Collect from the data below each line with "this".

• **DATA ENTRIES**:
┄┄┄┄┄┄┄┄┄┄
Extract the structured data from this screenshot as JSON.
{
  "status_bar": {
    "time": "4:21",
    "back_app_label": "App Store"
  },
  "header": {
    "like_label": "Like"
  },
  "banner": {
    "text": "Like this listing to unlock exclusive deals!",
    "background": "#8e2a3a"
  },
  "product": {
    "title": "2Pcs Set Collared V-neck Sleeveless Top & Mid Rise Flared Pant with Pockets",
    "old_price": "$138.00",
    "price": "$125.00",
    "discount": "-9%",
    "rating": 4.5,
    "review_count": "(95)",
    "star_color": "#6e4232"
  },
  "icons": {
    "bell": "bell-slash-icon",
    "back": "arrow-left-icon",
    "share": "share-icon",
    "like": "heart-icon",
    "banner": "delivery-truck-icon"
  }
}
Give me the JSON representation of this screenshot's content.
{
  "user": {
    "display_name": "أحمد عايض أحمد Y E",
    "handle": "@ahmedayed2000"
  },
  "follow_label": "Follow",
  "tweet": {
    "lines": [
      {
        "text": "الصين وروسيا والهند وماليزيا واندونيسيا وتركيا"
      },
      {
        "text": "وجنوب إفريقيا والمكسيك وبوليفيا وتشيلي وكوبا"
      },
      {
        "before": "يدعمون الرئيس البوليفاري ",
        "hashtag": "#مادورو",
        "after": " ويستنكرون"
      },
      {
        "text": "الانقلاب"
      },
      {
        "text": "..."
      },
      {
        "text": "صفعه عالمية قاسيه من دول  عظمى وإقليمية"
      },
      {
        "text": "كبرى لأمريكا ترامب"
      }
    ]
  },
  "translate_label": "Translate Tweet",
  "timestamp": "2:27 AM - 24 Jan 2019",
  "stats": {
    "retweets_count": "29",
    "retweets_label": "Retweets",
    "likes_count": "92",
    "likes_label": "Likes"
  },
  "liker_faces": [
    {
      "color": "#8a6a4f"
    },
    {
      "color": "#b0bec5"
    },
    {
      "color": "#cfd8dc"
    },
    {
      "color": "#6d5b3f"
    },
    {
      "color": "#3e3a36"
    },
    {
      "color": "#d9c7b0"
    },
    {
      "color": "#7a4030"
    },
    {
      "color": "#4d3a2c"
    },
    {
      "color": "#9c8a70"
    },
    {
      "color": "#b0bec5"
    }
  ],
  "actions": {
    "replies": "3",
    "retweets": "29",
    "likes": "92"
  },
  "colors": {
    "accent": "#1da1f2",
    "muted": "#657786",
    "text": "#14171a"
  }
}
┄┄┄┄┄┄┄┄┄┄
• **TASK OUTPUT**:
Extract the structured data from this screenshot as JSON.
    "text": "Like this listing to unlock exclusive deals!",
Give me the JSON representation of this screenshot's content.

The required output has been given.